## GIVEN RECORDS
◇ ◇ ◇ ◇ ◇ ◇ ◇
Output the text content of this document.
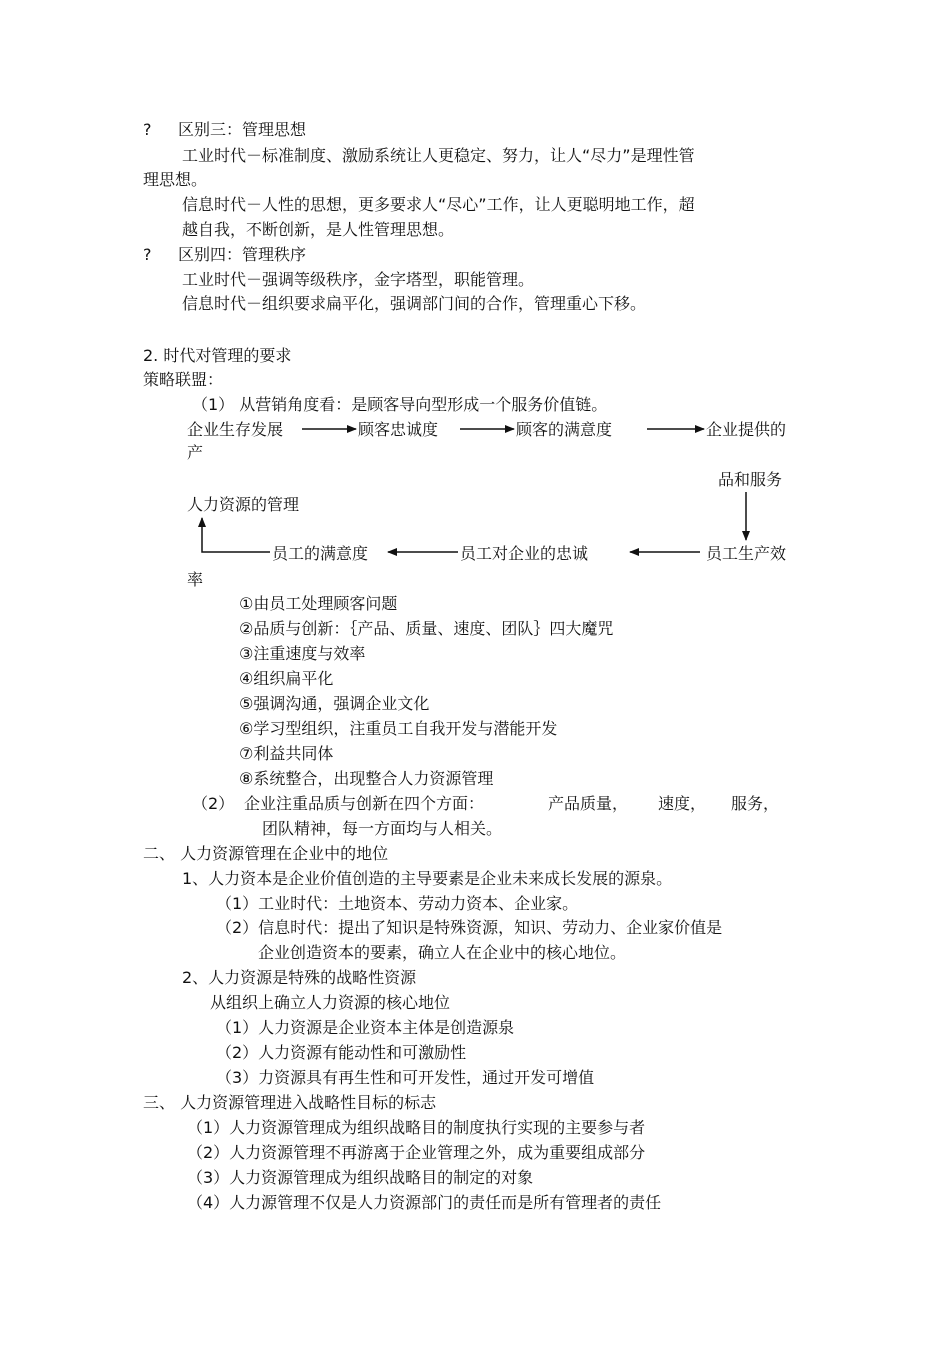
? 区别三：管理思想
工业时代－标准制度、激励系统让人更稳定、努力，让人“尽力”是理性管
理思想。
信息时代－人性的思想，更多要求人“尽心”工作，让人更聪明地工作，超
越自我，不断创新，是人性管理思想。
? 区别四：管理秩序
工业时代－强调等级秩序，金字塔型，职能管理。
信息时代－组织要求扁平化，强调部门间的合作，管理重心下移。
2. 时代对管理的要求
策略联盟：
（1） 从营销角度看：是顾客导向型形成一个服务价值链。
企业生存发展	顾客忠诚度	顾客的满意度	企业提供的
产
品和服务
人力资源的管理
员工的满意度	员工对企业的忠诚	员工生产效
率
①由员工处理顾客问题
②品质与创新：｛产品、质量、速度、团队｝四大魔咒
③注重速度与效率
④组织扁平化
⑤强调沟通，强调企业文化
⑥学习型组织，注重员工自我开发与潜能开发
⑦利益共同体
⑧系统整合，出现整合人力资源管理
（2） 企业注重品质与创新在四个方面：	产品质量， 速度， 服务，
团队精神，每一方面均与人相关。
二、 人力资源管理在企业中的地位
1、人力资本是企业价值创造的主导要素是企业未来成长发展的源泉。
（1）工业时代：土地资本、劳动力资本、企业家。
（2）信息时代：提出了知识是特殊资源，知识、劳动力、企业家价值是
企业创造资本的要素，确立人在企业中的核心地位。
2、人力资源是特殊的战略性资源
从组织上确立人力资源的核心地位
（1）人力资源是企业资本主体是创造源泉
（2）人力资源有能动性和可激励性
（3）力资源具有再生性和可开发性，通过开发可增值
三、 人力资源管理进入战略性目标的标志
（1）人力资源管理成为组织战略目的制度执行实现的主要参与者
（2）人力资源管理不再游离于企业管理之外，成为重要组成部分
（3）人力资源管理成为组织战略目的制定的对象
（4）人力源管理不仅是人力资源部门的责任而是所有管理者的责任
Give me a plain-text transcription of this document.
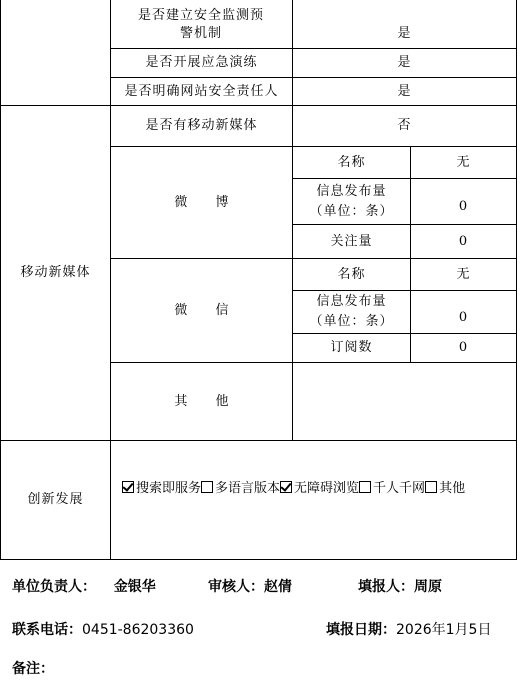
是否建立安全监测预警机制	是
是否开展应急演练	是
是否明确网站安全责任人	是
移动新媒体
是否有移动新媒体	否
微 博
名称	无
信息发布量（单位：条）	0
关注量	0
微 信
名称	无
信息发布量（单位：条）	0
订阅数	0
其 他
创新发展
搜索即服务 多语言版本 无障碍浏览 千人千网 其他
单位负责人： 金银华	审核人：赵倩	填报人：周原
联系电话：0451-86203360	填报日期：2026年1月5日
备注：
◇ ◇ ◇ ◇ ◇ ◇ ◇
## WHAT YOU SHOULD DO
Copy out every line from the data above that has "this" in it.

## WORKED ANSWER
Output the text content of this document.
Give me a plain-text transcription of this document.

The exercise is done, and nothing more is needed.